Transcribe the entries below exactly.

----------

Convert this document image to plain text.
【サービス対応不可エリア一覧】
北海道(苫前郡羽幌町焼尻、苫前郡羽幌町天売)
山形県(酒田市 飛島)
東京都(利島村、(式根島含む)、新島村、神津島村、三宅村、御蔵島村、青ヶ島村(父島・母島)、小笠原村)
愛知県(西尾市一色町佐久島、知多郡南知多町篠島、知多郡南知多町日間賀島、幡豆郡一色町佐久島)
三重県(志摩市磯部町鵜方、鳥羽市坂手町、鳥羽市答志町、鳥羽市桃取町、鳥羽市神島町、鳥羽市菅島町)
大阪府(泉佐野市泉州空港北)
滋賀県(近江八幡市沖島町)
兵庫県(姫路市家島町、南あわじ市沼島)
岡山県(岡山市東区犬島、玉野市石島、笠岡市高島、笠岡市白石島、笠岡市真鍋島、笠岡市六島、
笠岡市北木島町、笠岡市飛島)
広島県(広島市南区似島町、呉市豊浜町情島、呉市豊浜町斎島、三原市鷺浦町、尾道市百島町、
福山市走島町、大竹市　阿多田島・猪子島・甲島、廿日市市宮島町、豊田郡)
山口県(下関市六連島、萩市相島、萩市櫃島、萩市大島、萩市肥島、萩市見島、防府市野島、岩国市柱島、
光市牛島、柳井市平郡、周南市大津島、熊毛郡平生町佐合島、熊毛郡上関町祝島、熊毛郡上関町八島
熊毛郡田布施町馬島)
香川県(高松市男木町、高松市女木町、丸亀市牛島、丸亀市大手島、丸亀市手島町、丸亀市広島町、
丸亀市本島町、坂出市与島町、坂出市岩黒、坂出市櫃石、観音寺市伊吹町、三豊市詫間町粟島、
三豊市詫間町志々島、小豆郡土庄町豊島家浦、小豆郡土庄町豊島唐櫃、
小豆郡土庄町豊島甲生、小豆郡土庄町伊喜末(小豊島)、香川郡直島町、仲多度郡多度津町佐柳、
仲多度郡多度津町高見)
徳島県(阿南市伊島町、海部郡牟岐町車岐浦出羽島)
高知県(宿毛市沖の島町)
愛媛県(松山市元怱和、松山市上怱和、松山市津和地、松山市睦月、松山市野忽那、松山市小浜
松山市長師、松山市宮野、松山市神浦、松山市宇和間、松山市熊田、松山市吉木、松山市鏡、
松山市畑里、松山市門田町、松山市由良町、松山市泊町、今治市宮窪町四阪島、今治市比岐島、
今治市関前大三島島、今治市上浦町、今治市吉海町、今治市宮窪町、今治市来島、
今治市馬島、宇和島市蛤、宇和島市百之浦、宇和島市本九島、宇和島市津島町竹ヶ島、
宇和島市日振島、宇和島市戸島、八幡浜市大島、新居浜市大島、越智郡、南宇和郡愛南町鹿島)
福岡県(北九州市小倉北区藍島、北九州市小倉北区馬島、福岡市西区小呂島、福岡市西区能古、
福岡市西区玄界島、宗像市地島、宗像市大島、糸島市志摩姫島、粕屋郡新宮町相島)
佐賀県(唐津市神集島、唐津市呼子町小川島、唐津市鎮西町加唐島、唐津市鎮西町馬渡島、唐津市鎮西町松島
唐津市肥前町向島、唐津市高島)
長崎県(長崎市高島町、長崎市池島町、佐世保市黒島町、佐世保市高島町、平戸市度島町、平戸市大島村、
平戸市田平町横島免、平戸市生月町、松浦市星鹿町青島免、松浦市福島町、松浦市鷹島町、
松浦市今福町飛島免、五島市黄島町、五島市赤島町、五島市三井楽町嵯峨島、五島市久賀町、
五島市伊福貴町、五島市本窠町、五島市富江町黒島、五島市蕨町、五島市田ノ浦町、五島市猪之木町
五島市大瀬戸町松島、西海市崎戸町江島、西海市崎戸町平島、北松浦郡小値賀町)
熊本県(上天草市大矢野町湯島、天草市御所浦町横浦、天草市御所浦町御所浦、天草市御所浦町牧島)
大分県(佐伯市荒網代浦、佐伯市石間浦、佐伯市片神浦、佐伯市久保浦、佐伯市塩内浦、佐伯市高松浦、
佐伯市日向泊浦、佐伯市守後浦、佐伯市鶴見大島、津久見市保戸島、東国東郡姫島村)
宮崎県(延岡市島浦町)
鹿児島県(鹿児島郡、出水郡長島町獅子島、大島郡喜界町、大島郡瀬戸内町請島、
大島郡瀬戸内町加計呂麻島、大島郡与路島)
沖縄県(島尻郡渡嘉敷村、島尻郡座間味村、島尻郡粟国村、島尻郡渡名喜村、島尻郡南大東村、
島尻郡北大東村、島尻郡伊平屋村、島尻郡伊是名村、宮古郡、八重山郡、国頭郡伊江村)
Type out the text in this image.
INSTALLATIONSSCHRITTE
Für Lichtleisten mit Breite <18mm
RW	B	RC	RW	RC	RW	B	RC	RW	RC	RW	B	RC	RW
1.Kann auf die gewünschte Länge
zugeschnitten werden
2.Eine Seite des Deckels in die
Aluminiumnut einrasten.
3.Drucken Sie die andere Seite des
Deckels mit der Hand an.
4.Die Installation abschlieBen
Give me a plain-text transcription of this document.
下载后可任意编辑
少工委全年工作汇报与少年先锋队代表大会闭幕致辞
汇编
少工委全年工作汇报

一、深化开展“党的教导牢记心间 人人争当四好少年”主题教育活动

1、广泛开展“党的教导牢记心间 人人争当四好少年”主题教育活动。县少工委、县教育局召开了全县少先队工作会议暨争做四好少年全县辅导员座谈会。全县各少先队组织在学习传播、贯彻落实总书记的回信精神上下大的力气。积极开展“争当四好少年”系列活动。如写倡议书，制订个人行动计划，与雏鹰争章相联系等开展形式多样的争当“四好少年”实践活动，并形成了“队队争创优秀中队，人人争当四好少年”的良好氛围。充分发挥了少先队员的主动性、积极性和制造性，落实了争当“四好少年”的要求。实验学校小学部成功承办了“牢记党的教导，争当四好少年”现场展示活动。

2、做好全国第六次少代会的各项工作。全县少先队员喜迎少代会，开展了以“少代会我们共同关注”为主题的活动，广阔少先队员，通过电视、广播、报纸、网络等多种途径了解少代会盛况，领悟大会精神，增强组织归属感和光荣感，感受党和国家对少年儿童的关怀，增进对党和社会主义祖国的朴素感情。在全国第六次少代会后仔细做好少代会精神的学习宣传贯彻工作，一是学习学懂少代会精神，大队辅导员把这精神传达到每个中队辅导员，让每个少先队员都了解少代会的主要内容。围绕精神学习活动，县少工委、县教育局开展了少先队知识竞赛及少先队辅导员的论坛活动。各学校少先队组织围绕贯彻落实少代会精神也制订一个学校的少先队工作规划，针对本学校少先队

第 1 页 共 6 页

----------

-- Complete response --
Convert this document image to plain text.
【サービス対応不可エリア一覧】
北海道(苫前郡羽幌町焼尻、苫前郡羽幌町天売)
山形県(酒田市 飛島)
東京都(利島村、(式根島含む)、新島村、神津島村、三宅村、御蔵島村、青ヶ島村(父島・母島)、小笠原村)
愛知県(西尾市一色町佐久島、知多郡南知多町篠島、知多郡南知多町日間賀島、幡豆郡一色町佐久島)
三重県(志摩市磯部町鵜方、鳥羽市坂手町、鳥羽市答志町、鳥羽市桃取町、鳥羽市神島町、鳥羽市菅島町)
大阪府(泉佐野市泉州空港北)
滋賀県(近江八幡市沖島町)
兵庫県(姫路市家島町、南あわじ市沼島)
岡山県(岡山市東区犬島、玉野市石島、笠岡市高島、笠岡市白石島、笠岡市真鍋島、笠岡市六島、
笠岡市北木島町、笠岡市飛島)
広島県(広島市南区似島町、呉市豊浜町情島、呉市豊浜町斎島、三原市鷺浦町、尾道市百島町、
福山市走島町、大竹市　阿多田島・猪子島・甲島、廿日市市宮島町、豊田郡)
山口県(下関市六連島、萩市相島、萩市櫃島、萩市大島、萩市肥島、萩市見島、防府市野島、岩国市柱島、
光市牛島、柳井市平郡、周南市大津島、熊毛郡平生町佐合島、熊毛郡上関町祝島、熊毛郡上関町八島
熊毛郡田布施町馬島)
香川県(高松市男木町、高松市女木町、丸亀市牛島、丸亀市大手島、丸亀市手島町、丸亀市広島町、
丸亀市本島町、坂出市与島町、坂出市岩黒、坂出市櫃石、観音寺市伊吹町、三豊市詫間町粟島、
三豊市詫間町志々島、小豆郡土庄町豊島家浦、小豆郡土庄町豊島唐櫃、
小豆郡土庄町豊島甲生、小豆郡土庄町伊喜末(小豊島)、香川郡直島町、仲多度郡多度津町佐柳、
仲多度郡多度津町高見)
徳島県(阿南市伊島町、海部郡牟岐町車岐浦出羽島)
高知県(宿毛市沖の島町)
愛媛県(松山市元怱和、松山市上怱和、松山市津和地、松山市睦月、松山市野忽那、松山市小浜
松山市長師、松山市宮野、松山市神浦、松山市宇和間、松山市熊田、松山市吉木、松山市鏡、
松山市畑里、松山市門田町、松山市由良町、松山市泊町、今治市宮窪町四阪島、今治市比岐島、
今治市関前大三島島、今治市上浦町、今治市吉海町、今治市宮窪町、今治市来島、
今治市馬島、宇和島市蛤、宇和島市百之浦、宇和島市本九島、宇和島市津島町竹ヶ島、
宇和島市日振島、宇和島市戸島、八幡浜市大島、新居浜市大島、越智郡、南宇和郡愛南町鹿島)
福岡県(北九州市小倉北区藍島、北九州市小倉北区馬島、福岡市西区小呂島、福岡市西区能古、
福岡市西区玄界島、宗像市地島、宗像市大島、糸島市志摩姫島、粕屋郡新宮町相島)
佐賀県(唐津市神集島、唐津市呼子町小川島、唐津市鎮西町加唐島、唐津市鎮西町馬渡島、唐津市鎮西町松島
唐津市肥前町向島、唐津市高島)
長崎県(長崎市高島町、長崎市池島町、佐世保市黒島町、佐世保市高島町、平戸市度島町、平戸市大島村、
平戸市田平町横島免、平戸市生月町、松浦市星鹿町青島免、松浦市福島町、松浦市鷹島町、
松浦市今福町飛島免、五島市黄島町、五島市赤島町、五島市三井楽町嵯峨島、五島市久賀町、
五島市伊福貴町、五島市本窠町、五島市富江町黒島、五島市蕨町、五島市田ノ浦町、五島市猪之木町
五島市大瀬戸町松島、西海市崎戸町江島、西海市崎戸町平島、北松浦郡小値賀町)
熊本県(上天草市大矢野町湯島、天草市御所浦町横浦、天草市御所浦町御所浦、天草市御所浦町牧島)
大分県(佐伯市荒網代浦、佐伯市石間浦、佐伯市片神浦、佐伯市久保浦、佐伯市塩内浦、佐伯市高松浦、
佐伯市日向泊浦、佐伯市守後浦、佐伯市鶴見大島、津久見市保戸島、東国東郡姫島村)
宮崎県(延岡市島浦町)
鹿児島県(鹿児島郡、出水郡長島町獅子島、大島郡喜界町、大島郡瀬戸内町請島、
大島郡瀬戸内町加計呂麻島、大島郡与路島)
沖縄県(島尻郡渡嘉敷村、島尻郡座間味村、島尻郡粟国村、島尻郡渡名喜村、島尻郡南大東村、
島尻郡北大東村、島尻郡伊平屋村、島尻郡伊是名村、宮古郡、八重山郡、国頭郡伊江村)
Type out the text in this image.
INSTALLATIONSSCHRITTE
Für Lichtleisten mit Breite <18mm
RW	B	RC	RW	RC	RW	B	RC	RW	RC	RW	B	RC	RW
1.Kann auf die gewünschte Länge
zugeschnitten werden
2.Eine Seite des Deckels in die
Aluminiumnut einrasten.
3.Drucken Sie die andere Seite des
Deckels mit der Hand an.
4.Die Installation abschlieBen
Give me a plain-text transcription of this document.
下载后可任意编辑
少工委全年工作汇报与少年先锋队代表大会闭幕致辞
汇编
少工委全年工作汇报

一、深化开展“党的教导牢记心间 人人争当四好少年”主题教育活动

1、广泛开展“党的教导牢记心间 人人争当四好少年”主题教育活动。县少工委、县教育局召开了全县少先队工作会议暨争做四好少年全县辅导员座谈会。全县各少先队组织在学习传播、贯彻落实总书记的回信精神上下大的力气。积极开展“争当四好少年”系列活动。如写倡议书，制订个人行动计划，与雏鹰争章相联系等开展形式多样的争当“四好少年”实践活动，并形成了“队队争创优秀中队，人人争当四好少年”的良好氛围。充分发挥了少先队员的主动性、积极性和制造性，落实了争当“四好少年”的要求。实验学校小学部成功承办了“牢记党的教导，争当四好少年”现场展示活动。

2、做好全国第六次少代会的各项工作。全县少先队员喜迎少代会，开展了以“少代会我们共同关注”为主题的活动，广阔少先队员，通过电视、广播、报纸、网络等多种途径了解少代会盛况，领悟大会精神，增强组织归属感和光荣感，感受党和国家对少年儿童的关怀，增进对党和社会主义祖国的朴素感情。在全国第六次少代会后仔细做好少代会精神的学习宣传贯彻工作，一是学习学懂少代会精神，大队辅导员把这精神传达到每个中队辅导员，让每个少先队员都了解少代会的主要内容。围绕精神学习活动，县少工委、县教育局开展了少先队知识竞赛及少先队辅导员的论坛活动。各学校少先队组织围绕贯彻落实少代会精神也制订一个学校的少先队工作规划，针对本学校少先队

第 1 页 共 6 页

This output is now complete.